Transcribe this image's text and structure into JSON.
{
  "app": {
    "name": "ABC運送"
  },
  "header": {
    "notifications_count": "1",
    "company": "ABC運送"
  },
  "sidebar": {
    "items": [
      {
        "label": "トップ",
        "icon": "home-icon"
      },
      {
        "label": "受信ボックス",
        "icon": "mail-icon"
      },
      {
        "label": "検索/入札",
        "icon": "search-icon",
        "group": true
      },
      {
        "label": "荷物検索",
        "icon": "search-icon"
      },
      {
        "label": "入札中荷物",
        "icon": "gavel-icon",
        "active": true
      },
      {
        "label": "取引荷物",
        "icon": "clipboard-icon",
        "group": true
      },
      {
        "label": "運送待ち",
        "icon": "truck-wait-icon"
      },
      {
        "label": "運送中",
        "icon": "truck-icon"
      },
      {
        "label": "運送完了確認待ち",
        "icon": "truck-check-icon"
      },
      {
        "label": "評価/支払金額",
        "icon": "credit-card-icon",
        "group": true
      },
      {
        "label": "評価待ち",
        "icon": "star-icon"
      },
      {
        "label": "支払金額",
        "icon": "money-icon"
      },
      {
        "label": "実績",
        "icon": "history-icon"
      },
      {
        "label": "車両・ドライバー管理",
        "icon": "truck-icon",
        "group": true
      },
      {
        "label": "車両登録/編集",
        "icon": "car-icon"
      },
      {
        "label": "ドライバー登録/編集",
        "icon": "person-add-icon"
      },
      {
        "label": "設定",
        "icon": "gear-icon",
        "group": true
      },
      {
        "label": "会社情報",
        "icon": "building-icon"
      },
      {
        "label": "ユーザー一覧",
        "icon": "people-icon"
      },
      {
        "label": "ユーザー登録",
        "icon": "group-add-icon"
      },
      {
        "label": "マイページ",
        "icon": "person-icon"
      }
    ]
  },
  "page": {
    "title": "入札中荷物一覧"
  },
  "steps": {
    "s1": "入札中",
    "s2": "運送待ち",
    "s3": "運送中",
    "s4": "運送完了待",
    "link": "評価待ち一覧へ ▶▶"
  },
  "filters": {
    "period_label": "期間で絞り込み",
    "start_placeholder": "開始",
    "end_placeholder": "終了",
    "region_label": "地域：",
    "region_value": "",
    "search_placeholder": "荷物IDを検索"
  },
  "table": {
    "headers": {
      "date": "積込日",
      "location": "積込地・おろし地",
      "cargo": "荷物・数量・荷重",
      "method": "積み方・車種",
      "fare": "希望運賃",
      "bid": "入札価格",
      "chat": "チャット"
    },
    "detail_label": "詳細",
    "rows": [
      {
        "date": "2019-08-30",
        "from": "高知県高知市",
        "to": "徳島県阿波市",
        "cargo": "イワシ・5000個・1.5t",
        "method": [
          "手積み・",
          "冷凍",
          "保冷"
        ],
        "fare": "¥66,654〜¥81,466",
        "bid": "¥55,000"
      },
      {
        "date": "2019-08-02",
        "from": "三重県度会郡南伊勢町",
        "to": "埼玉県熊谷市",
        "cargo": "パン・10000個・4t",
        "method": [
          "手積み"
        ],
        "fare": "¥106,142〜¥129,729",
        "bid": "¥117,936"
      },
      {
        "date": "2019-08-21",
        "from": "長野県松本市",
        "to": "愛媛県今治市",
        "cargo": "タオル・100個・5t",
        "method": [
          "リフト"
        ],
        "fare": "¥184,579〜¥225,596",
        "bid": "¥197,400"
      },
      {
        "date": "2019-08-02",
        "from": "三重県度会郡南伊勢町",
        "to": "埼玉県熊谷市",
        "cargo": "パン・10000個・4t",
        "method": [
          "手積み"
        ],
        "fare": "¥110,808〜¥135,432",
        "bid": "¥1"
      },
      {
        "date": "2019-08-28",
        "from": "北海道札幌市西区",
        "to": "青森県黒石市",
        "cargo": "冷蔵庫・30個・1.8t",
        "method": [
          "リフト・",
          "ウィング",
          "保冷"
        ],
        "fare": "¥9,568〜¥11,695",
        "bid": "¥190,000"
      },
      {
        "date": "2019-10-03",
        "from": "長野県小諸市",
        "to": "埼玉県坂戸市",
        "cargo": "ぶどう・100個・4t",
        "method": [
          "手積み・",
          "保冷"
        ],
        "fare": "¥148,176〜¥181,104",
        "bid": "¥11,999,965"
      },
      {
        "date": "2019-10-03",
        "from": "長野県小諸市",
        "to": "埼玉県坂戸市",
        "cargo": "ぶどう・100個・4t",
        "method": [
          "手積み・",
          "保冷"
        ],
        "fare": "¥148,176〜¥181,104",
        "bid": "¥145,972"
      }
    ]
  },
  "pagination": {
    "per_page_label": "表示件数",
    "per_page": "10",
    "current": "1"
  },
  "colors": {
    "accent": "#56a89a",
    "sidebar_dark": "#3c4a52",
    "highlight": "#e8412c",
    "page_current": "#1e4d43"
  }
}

-------------------------

WHAT YOU SHOULD DO: State how many lines of the material contain the string "date", with no other words.

ANSWER BELOW: 8